→ **WHAT NEEDS TO BE DONE**
Rewrite the passage on soybean nitrogen-fixing bacteria from "River floodplains may" up to and including "to the next.", putting "silt deposits" in place of "sand deposits".

→ **PASSAGE PROVIDED**
+-------+

Bradyrhizobium japonicum is the bacterium which forms a symbiotic relationship with soybean roots to fix nitrogen. These bacteria induce formation of nodules on soybean roots but will not successfully nodulate any other legume. The nodule is the site where atmospheric N2 is transformed into nitrogenous compounds that become available for plant growth and development. This biologically fixed nitrogen, along with other sources of N, provide the nitrogen needs of the crop if the soil environment is conducive to bacterial multiplication and soybean infection. Without nitrogen provided by these bacteria, soybean production costs would escalate due to the need to add N fertilizer to achieve acceptable yields.
Iowa has a bountiful population of Bradyrhizobium japonicum in most soils, if soybean have been grown in recent years on the field. Because most cultivated fields include a rotation with soybean, the need to inoculate with more bacteria rarely exists. In general, if soybean has been grown on a field within the last five years, the yield response to inoculation has not been significant. However, conditions such as floods which keep the soil under water for more than a week may reduce the bacterial population to a level that would suggest that inoculating soybean would be an inexpensive form of insurance. The cost for peat-based inoculant is less than $1.00 per acre. Other forms, such as granular inoculant, may cost up to $5.00 per acre. The granular form will supply more bacteria per acre compared to the peat-based forms that stick to the seed, but peat-based inoculant is more popular and will most likely be locally available.
Potholes that were flooded out in 1993 may have a reduced Bradyrhizobium japonicum bacterial population. If the pothole area is relatively small and is tilled with the same equipment as adjacent areas that have recently produced soybean, inoculation is probably not necessary. The bacteria move on farm equipment, in soil particles, and in dust particles. Therefore, the bacteria will spread rapidly and may eliminate the need to inoculate. Potholes may be large enough to justify seed inoculation to insure sufficient bacteria in the soil.
River floodplains may present a different situation than potholes. If the floodplain was flooded for more than a week, the bacterial population may be reduced as with potholes. However, floodplains that were covered with sand deposits probably should be planted with inoculated soybean. Sand usually does not contain enough organic matter to sustain the bacteria, so large populations will not survive from one season to the next.

+-------+

→ **INFORMATION GIVEN**
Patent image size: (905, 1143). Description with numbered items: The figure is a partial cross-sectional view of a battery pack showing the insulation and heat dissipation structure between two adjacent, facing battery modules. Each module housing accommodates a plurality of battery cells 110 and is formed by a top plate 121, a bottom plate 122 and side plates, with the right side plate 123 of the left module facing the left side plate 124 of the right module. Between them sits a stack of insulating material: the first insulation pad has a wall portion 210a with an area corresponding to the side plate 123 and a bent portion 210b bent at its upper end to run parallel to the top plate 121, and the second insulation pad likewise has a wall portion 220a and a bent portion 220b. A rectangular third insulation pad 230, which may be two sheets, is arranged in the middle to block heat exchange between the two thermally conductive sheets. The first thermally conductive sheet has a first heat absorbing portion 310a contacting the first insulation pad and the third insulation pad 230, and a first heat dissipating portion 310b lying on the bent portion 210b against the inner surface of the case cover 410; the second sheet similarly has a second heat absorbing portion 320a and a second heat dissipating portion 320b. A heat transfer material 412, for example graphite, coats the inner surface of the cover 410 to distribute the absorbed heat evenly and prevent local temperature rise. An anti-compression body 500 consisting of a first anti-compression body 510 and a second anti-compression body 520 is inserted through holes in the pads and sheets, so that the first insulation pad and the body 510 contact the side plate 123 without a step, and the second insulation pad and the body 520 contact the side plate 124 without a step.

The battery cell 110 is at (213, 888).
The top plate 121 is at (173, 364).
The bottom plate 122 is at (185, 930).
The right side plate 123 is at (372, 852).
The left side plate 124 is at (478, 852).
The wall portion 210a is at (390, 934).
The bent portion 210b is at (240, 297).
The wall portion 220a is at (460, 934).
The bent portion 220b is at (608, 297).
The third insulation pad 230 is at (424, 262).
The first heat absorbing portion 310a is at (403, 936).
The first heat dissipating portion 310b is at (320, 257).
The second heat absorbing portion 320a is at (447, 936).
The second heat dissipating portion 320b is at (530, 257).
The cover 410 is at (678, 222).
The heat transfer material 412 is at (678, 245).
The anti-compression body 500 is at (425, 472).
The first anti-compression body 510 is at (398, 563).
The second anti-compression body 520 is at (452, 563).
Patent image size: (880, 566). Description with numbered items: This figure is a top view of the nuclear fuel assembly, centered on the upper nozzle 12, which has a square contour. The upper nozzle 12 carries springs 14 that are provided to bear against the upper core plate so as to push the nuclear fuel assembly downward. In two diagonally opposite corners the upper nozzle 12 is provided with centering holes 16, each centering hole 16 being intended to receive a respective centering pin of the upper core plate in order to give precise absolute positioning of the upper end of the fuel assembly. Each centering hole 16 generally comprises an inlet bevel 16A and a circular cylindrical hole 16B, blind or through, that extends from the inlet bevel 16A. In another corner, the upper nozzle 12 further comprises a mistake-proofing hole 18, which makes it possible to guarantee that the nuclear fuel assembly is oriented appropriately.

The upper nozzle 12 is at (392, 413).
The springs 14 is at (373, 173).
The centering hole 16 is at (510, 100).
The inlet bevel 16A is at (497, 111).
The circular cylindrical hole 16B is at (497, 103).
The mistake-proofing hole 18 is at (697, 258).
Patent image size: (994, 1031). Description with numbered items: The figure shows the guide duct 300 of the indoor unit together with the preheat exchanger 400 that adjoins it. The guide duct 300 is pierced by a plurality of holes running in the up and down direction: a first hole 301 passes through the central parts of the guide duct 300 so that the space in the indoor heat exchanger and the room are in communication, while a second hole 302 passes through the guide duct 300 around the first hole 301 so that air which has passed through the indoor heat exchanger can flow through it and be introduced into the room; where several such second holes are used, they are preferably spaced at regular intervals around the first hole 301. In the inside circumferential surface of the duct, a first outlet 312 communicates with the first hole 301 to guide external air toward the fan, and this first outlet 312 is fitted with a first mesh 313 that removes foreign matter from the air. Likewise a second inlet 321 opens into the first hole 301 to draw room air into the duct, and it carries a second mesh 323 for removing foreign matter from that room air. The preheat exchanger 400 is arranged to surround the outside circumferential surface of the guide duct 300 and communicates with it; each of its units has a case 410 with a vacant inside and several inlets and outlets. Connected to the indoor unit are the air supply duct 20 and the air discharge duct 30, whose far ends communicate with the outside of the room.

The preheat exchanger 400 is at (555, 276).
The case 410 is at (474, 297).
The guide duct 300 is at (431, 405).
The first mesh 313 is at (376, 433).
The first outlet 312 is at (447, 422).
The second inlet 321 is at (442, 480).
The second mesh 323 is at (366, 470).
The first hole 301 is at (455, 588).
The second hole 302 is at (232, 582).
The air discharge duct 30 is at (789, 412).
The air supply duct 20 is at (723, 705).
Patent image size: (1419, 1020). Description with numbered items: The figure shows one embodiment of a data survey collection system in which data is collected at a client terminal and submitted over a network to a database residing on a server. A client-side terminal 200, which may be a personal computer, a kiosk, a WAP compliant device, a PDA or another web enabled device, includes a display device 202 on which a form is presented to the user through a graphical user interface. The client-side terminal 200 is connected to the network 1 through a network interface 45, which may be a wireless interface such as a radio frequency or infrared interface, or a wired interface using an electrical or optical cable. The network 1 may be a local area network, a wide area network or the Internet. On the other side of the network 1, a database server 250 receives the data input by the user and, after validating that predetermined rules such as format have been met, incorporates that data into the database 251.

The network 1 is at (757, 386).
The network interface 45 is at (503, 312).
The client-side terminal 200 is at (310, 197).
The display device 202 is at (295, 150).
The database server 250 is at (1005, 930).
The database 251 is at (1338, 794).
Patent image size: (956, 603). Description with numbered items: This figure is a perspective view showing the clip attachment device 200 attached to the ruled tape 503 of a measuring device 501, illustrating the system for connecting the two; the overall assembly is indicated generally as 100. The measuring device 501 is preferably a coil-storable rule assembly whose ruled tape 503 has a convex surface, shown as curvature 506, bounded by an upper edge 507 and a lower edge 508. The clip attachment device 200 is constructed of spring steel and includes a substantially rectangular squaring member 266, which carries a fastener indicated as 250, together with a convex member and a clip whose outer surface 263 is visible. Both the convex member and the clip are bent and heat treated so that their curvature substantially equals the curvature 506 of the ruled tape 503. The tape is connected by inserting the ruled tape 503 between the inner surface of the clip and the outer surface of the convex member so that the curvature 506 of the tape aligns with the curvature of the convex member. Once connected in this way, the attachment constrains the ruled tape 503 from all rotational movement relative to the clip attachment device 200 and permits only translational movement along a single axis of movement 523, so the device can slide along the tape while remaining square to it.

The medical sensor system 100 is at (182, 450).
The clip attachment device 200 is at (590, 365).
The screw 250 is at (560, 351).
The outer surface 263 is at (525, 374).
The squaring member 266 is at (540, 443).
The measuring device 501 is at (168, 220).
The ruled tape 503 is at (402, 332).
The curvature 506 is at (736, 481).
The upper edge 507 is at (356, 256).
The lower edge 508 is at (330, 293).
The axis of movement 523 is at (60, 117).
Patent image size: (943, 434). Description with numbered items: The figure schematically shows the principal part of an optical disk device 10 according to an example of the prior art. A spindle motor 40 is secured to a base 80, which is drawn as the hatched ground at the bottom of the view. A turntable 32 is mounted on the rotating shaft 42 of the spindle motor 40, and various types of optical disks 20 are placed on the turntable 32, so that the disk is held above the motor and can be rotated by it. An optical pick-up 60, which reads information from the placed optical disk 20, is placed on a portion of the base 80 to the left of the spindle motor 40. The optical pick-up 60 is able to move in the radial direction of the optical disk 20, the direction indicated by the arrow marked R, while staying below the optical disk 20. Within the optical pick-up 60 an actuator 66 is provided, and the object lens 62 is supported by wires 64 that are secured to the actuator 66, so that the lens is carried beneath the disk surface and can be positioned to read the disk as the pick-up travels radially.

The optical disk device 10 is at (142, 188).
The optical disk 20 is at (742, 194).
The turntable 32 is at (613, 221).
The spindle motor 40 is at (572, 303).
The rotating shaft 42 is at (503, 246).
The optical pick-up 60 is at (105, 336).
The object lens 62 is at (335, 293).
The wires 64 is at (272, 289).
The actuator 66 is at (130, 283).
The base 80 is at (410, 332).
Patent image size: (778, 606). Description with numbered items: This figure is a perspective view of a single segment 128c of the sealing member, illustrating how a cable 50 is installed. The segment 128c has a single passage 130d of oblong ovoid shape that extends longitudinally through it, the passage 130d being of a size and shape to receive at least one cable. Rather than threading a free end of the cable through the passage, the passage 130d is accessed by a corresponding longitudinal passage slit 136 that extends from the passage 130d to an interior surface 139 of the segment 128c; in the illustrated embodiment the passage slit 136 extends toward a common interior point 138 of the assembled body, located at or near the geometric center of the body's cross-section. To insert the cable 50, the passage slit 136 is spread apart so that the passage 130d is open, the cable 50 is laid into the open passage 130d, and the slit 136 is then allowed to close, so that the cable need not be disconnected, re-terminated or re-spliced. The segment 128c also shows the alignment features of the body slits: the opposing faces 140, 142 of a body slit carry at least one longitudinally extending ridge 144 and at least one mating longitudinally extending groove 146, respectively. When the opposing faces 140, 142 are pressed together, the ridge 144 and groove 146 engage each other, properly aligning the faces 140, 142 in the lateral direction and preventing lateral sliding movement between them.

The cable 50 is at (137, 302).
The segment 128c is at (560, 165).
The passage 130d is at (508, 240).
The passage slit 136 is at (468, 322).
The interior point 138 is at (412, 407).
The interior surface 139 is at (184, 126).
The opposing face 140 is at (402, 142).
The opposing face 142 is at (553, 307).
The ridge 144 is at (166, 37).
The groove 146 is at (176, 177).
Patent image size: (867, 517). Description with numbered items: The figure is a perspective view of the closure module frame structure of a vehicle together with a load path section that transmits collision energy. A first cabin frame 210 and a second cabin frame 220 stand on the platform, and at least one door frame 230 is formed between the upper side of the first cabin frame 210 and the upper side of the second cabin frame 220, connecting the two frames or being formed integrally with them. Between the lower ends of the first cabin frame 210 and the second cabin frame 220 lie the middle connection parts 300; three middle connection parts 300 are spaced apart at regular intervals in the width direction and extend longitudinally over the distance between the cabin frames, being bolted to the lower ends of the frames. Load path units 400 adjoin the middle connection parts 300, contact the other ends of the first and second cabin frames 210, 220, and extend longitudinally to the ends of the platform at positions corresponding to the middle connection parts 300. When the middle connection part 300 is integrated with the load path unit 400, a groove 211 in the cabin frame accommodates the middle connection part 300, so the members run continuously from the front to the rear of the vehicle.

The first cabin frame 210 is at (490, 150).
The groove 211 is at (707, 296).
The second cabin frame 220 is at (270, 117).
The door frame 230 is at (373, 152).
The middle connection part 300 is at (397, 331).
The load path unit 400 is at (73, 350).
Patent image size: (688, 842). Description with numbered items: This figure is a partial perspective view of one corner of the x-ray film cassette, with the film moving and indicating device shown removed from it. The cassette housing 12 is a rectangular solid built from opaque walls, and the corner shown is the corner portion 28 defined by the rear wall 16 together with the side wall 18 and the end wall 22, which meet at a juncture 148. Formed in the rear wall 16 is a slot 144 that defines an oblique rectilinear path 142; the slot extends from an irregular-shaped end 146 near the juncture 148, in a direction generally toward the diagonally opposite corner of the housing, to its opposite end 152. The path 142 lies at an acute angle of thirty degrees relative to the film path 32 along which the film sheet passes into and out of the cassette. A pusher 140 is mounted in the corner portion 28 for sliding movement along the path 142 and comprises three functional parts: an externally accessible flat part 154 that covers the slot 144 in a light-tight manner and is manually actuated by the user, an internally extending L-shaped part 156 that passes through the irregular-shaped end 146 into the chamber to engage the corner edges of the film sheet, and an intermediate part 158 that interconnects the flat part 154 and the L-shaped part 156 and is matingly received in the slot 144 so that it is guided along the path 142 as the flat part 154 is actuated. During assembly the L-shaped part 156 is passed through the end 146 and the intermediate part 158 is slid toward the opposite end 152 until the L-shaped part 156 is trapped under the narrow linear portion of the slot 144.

+-------+

→ **ANSWER SPACE**
River floodplains may present a different situation than potholes. If the floodplain was flooded for more than a week, the bacterial population may be reduced as with potholes. However, floodplains that were covered with silt deposits probably should be planted with inoculated soybean. Sand usually does not contain enough organic matter to sustain the bacteria, so large populations will not survive from one season to the next.